**Objective**
Set down each line of the material that follows, exactly, with no pictures.

**Provided information**
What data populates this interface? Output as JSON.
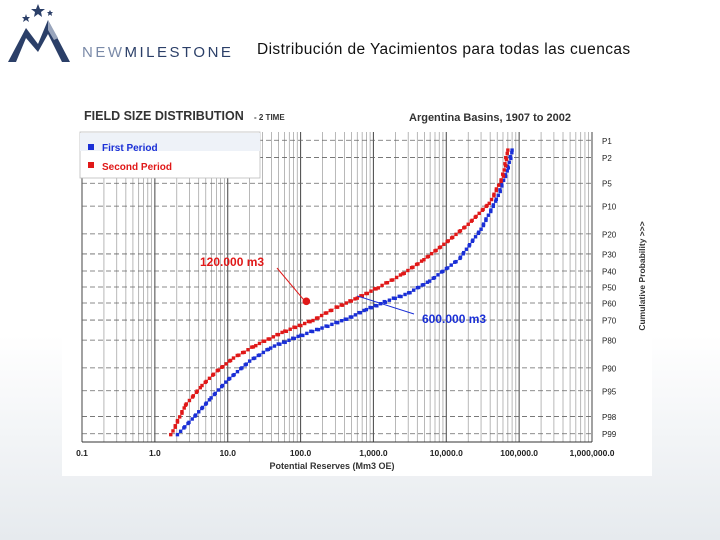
{
  "header": {
    "brand_prefix": "NEW",
    "brand_main": "MILESTONE",
    "slide_title": "Distribución de Yacimientos para todas las cuencas"
  },
  "colors": {
    "first_period": "#1a2fd6",
    "second_period": "#e01818",
    "brand": "#2b3f68"
  },
  "chart_data": {
    "type": "scatter",
    "title": "FIELD SIZE DISTRIBUTION",
    "title_suffix": "- 2 TIME",
    "subtitle": "Argentina Basins, 1907 to 2002",
    "xlabel": "Potential Reserves (Mm3 OE)",
    "ylabel": "Cumulative Probability >>>",
    "x_scale": "log",
    "xlim": [
      0.1,
      1000000
    ],
    "x_tick_labels": [
      "0.1",
      "1.0",
      "10.0",
      "100.0",
      "1,000.0",
      "10,000.0",
      "100,000.0",
      "1,000,000.0"
    ],
    "y_scale": "probability",
    "y_tick_labels": [
      "P1",
      "P2",
      "P5",
      "P10",
      "P20",
      "P30",
      "P40",
      "P50",
      "P60",
      "P70",
      "P80",
      "P90",
      "P95",
      "P98",
      "P99"
    ],
    "y_tick_values": [
      1,
      2,
      5,
      10,
      20,
      30,
      40,
      50,
      60,
      70,
      80,
      90,
      95,
      98,
      99
    ],
    "grid": true,
    "legend_position": "top-left",
    "series": [
      {
        "name": "First Period",
        "points": [
          [
            2.1,
            99
          ],
          [
            3.5,
            98
          ],
          [
            6,
            96
          ],
          [
            10,
            93
          ],
          [
            20,
            88
          ],
          [
            40,
            83
          ],
          [
            100,
            78
          ],
          [
            200,
            74
          ],
          [
            400,
            70
          ],
          [
            800,
            64
          ],
          [
            1500,
            59
          ],
          [
            3000,
            54
          ],
          [
            6000,
            46
          ],
          [
            15000,
            33
          ],
          [
            30000,
            18
          ],
          [
            50000,
            8
          ],
          [
            70000,
            3
          ],
          [
            80000,
            1.5
          ]
        ]
      },
      {
        "name": "Second Period",
        "points": [
          [
            1.7,
            99
          ],
          [
            2.6,
            97
          ],
          [
            4.5,
            94
          ],
          [
            7,
            91
          ],
          [
            12,
            87
          ],
          [
            25,
            82
          ],
          [
            60,
            76
          ],
          [
            150,
            70
          ],
          [
            300,
            63
          ],
          [
            600,
            57
          ],
          [
            1200,
            50
          ],
          [
            2500,
            42
          ],
          [
            5000,
            33
          ],
          [
            10000,
            24
          ],
          [
            20000,
            16
          ],
          [
            40000,
            9
          ],
          [
            60000,
            4
          ],
          [
            70000,
            1.5
          ]
        ]
      }
    ],
    "annotations": [
      {
        "text": "120.000 m3",
        "series": "Second Period",
        "x": 120,
        "y": 59
      },
      {
        "text": "600.000 m3",
        "series": "First Period",
        "x": 600,
        "y": 55
      }
    ]
  }
}
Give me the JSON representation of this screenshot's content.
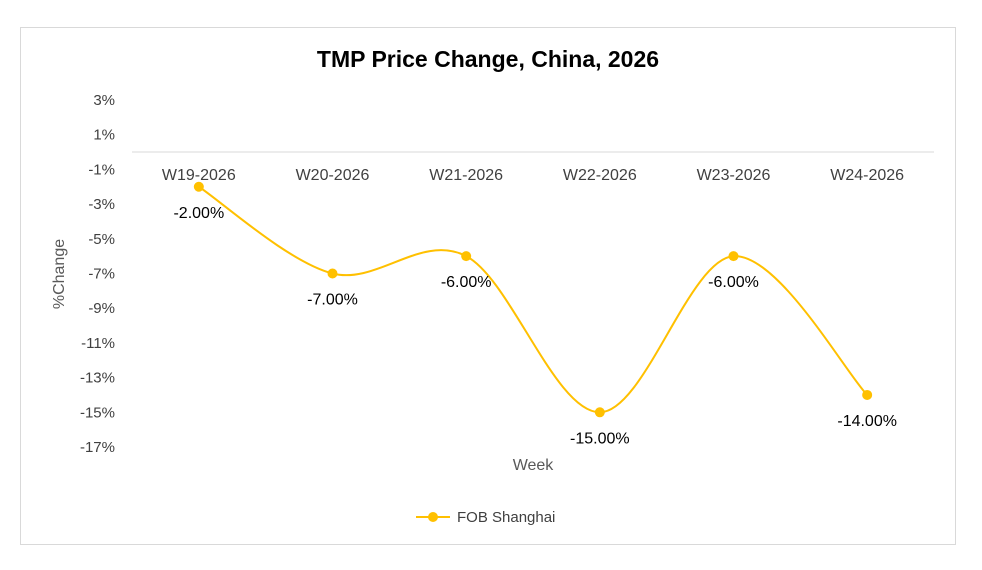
{
  "chart_data": {
    "type": "line",
    "title": "TMP Price Change, China, 2026",
    "xlabel": "Week",
    "ylabel": "%Change",
    "categories": [
      "W19-2026",
      "W20-2026",
      "W21-2026",
      "W22-2026",
      "W23-2026",
      "W24-2026"
    ],
    "y_ticks": [
      "3%",
      "1%",
      "-1%",
      "-3%",
      "-5%",
      "-7%",
      "-9%",
      "-11%",
      "-13%",
      "-15%",
      "-17%"
    ],
    "ylim": [
      -17,
      3
    ],
    "x_axis_at": 0,
    "smooth": true,
    "grid": false,
    "legend_position": "bottom",
    "series": [
      {
        "name": "FOB Shanghai",
        "color": "#ffc000",
        "values": [
          -2.0,
          -7.0,
          -6.0,
          -15.0,
          -6.0,
          -14.0
        ],
        "labels": [
          "-2.00%",
          "-7.00%",
          "-6.00%",
          "-15.00%",
          "-6.00%",
          "-14.00%"
        ]
      }
    ]
  }
}
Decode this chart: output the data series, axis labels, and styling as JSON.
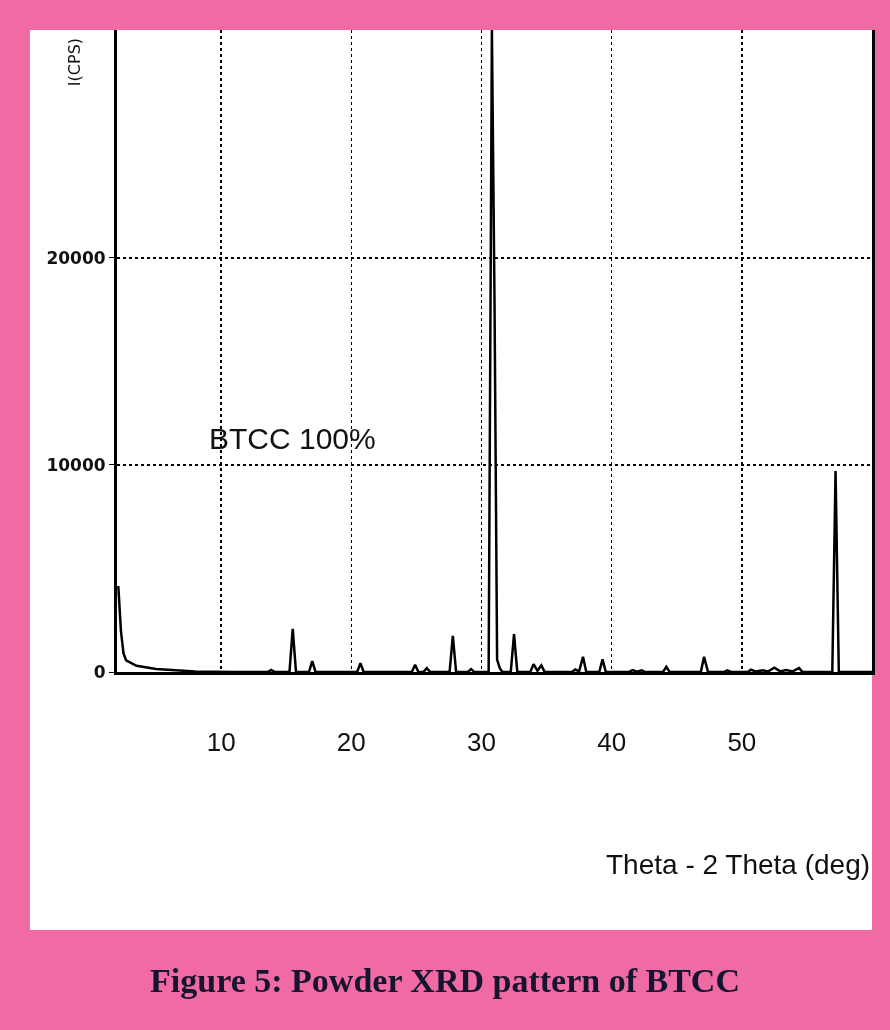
{
  "chart_data": {
    "type": "line",
    "title": "Figure 5: Powder XRD pattern of BTCC",
    "xlabel": "Theta - 2 Theta (deg)",
    "ylabel": "I(CPS)",
    "annotations": [
      "BTCC 100%"
    ],
    "x": [
      2.1,
      2.3,
      2.5,
      2.7,
      3.5,
      5,
      6.5,
      8,
      9.5,
      11,
      13.6,
      13.85,
      14.1,
      15.25,
      15.5,
      15.75,
      16.75,
      17.0,
      17.25,
      20.45,
      20.7,
      20.95,
      24.65,
      24.9,
      25.15,
      25.55,
      25.8,
      26.05,
      27.55,
      27.8,
      28.05,
      28.95,
      29.2,
      29.45,
      30.55,
      30.8,
      31.0,
      31.2,
      31.4,
      31.6,
      32.25,
      32.5,
      32.75,
      33.75,
      34.0,
      34.3,
      34.6,
      34.85,
      36.95,
      37.2,
      37.5,
      37.8,
      38.05,
      39.05,
      39.3,
      39.55,
      41.35,
      41.6,
      41.95,
      42.3,
      42.55,
      43.95,
      44.2,
      44.45,
      46.85,
      47.1,
      47.4,
      48.65,
      48.9,
      49.15,
      50.45,
      50.7,
      51.1,
      51.6,
      52.0,
      52.5,
      52.95,
      53.4,
      53.9,
      54.4,
      54.65,
      56.95,
      57.2,
      57.45,
      60
    ],
    "values": [
      4150,
      2000,
      900,
      560,
      300,
      150,
      80,
      30,
      10,
      4,
      4,
      95,
      4,
      4,
      2080,
      4,
      4,
      520,
      4,
      4,
      420,
      4,
      4,
      350,
      4,
      4,
      190,
      4,
      4,
      1740,
      4,
      4,
      140,
      4,
      4,
      31000,
      18000,
      600,
      190,
      4,
      4,
      1830,
      4,
      4,
      380,
      60,
      320,
      4,
      4,
      120,
      30,
      730,
      4,
      4,
      610,
      4,
      4,
      90,
      20,
      80,
      4,
      4,
      250,
      4,
      4,
      730,
      4,
      4,
      80,
      4,
      4,
      110,
      20,
      80,
      20,
      210,
      30,
      95,
      30,
      190,
      4,
      4,
      9700,
      4,
      4
    ],
    "color": "#000000",
    "marker": "none",
    "line_style": "solid",
    "xlim": [
      2,
      60
    ],
    "xticks": [
      10,
      20,
      30,
      40,
      50
    ],
    "ylim": [
      0,
      31000
    ],
    "yticks": [
      0,
      10000,
      20000
    ],
    "grid": true
  }
}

**Answer for the task**
What data populates this interface? Output as JSON.
{
  "header": {
    "brand_prefix": "NEW",
    "brand_main": "MILESTONE",
    "slide_title": "Distribución de Yacimientos para todas las cuencas"
  },
  "colors": {
    "first_period": "#1a2fd6",
    "second_period": "#e01818",
    "brand": "#2b3f68"
  },
  "chart_data": {
    "type": "scatter",
    "title": "FIELD SIZE DISTRIBUTION",
    "title_suffix": "- 2 TIME",
    "subtitle": "Argentina Basins, 1907 to 2002",
    "xlabel": "Potential Reserves (Mm3 OE)",
    "ylabel": "Cumulative Probability >>>",
    "x_scale": "log",
    "xlim": [
      0.1,
      1000000
    ],
    "x_tick_labels": [
      "0.1",
      "1.0",
      "10.0",
      "100.0",
      "1,000.0",
      "10,000.0",
      "100,000.0",
      "1,000,000.0"
    ],
    "y_scale": "probability",
    "y_tick_labels": [
      "P1",
      "P2",
      "P5",
      "P10",
      "P20",
      "P30",
      "P40",
      "P50",
      "P60",
      "P70",
      "P80",
      "P90",
      "P95",
      "P98",
      "P99"
    ],
    "y_tick_values": [
      1,
      2,
      5,
      10,
      20,
      30,
      40,
      50,
      60,
      70,
      80,
      90,
      95,
      98,
      99
    ],
    "grid": true,
    "legend_position": "top-left",
    "series": [
      {
        "name": "First Period",
        "points": [
          [
            2.1,
            99
          ],
          [
            3.5,
            98
          ],
          [
            6,
            96
          ],
          [
            10,
            93
          ],
          [
            20,
            88
          ],
          [
            40,
            83
          ],
          [
            100,
            78
          ],
          [
            200,
            74
          ],
          [
            400,
            70
          ],
          [
            800,
            64
          ],
          [
            1500,
            59
          ],
          [
            3000,
            54
          ],
          [
            6000,
            46
          ],
          [
            15000,
            33
          ],
          [
            30000,
            18
          ],
          [
            50000,
            8
          ],
          [
            70000,
            3
          ],
          [
            80000,
            1.5
          ]
        ]
      },
      {
        "name": "Second Period",
        "points": [
          [
            1.7,
            99
          ],
          [
            2.6,
            97
          ],
          [
            4.5,
            94
          ],
          [
            7,
            91
          ],
          [
            12,
            87
          ],
          [
            25,
            82
          ],
          [
            60,
            76
          ],
          [
            150,
            70
          ],
          [
            300,
            63
          ],
          [
            600,
            57
          ],
          [
            1200,
            50
          ],
          [
            2500,
            42
          ],
          [
            5000,
            33
          ],
          [
            10000,
            24
          ],
          [
            20000,
            16
          ],
          [
            40000,
            9
          ],
          [
            60000,
            4
          ],
          [
            70000,
            1.5
          ]
        ]
      }
    ],
    "annotations": [
      {
        "text": "120.000 m3",
        "series": "Second Period",
        "x": 120,
        "y": 59
      },
      {
        "text": "600.000 m3",
        "series": "First Period",
        "x": 600,
        "y": 55
      }
    ]
  }
}
Give me the JSON representation of this screenshot's content.
{
  "chart_data": {
    "type": "line",
    "title": "TMP Price Change, China, 2026",
    "xlabel": "Week",
    "ylabel": "%Change",
    "categories": [
      "W19-2026",
      "W20-2026",
      "W21-2026",
      "W22-2026",
      "W23-2026",
      "W24-2026"
    ],
    "y_ticks": [
      "3%",
      "1%",
      "-1%",
      "-3%",
      "-5%",
      "-7%",
      "-9%",
      "-11%",
      "-13%",
      "-15%",
      "-17%"
    ],
    "ylim": [
      -17,
      3
    ],
    "x_axis_at": 0,
    "smooth": true,
    "grid": false,
    "legend_position": "bottom",
    "series": [
      {
        "name": "FOB Shanghai",
        "color": "#ffc000",
        "values": [
          -2.0,
          -7.0,
          -6.0,
          -15.0,
          -6.0,
          -14.0
        ],
        "labels": [
          "-2.00%",
          "-7.00%",
          "-6.00%",
          "-15.00%",
          "-6.00%",
          "-14.00%"
        ]
      }
    ]
  }
}
Decode this chart: output the data series, axis labels, and styling as JSON.
{
  "chart_data": {
    "type": "line",
    "title": "Figure 5: Powder XRD pattern of BTCC",
    "xlabel": "Theta - 2 Theta (deg)",
    "ylabel": "I(CPS)",
    "annotations": [
      "BTCC 100%"
    ],
    "x": [
      2.1,
      2.3,
      2.5,
      2.7,
      3.5,
      5,
      6.5,
      8,
      9.5,
      11,
      13.6,
      13.85,
      14.1,
      15.25,
      15.5,
      15.75,
      16.75,
      17.0,
      17.25,
      20.45,
      20.7,
      20.95,
      24.65,
      24.9,
      25.15,
      25.55,
      25.8,
      26.05,
      27.55,
      27.8,
      28.05,
      28.95,
      29.2,
      29.45,
      30.55,
      30.8,
      31.0,
      31.2,
      31.4,
      31.6,
      32.25,
      32.5,
      32.75,
      33.75,
      34.0,
      34.3,
      34.6,
      34.85,
      36.95,
      37.2,
      37.5,
      37.8,
      38.05,
      39.05,
      39.3,
      39.55,
      41.35,
      41.6,
      41.95,
      42.3,
      42.55,
      43.95,
      44.2,
      44.45,
      46.85,
      47.1,
      47.4,
      48.65,
      48.9,
      49.15,
      50.45,
      50.7,
      51.1,
      51.6,
      52.0,
      52.5,
      52.95,
      53.4,
      53.9,
      54.4,
      54.65,
      56.95,
      57.2,
      57.45,
      60
    ],
    "values": [
      4150,
      2000,
      900,
      560,
      300,
      150,
      80,
      30,
      10,
      4,
      4,
      95,
      4,
      4,
      2080,
      4,
      4,
      520,
      4,
      4,
      420,
      4,
      4,
      350,
      4,
      4,
      190,
      4,
      4,
      1740,
      4,
      4,
      140,
      4,
      4,
      31000,
      18000,
      600,
      190,
      4,
      4,
      1830,
      4,
      4,
      380,
      60,
      320,
      4,
      4,
      120,
      30,
      730,
      4,
      4,
      610,
      4,
      4,
      90,
      20,
      80,
      4,
      4,
      250,
      4,
      4,
      730,
      4,
      4,
      80,
      4,
      4,
      110,
      20,
      80,
      20,
      210,
      30,
      95,
      30,
      190,
      4,
      4,
      9700,
      4,
      4
    ],
    "color": "#000000",
    "marker": "none",
    "line_style": "solid",
    "xlim": [
      2,
      60
    ],
    "xticks": [
      10,
      20,
      30,
      40,
      50
    ],
    "ylim": [
      0,
      31000
    ],
    "yticks": [
      0,
      10000,
      20000
    ],
    "grid": true
  }
}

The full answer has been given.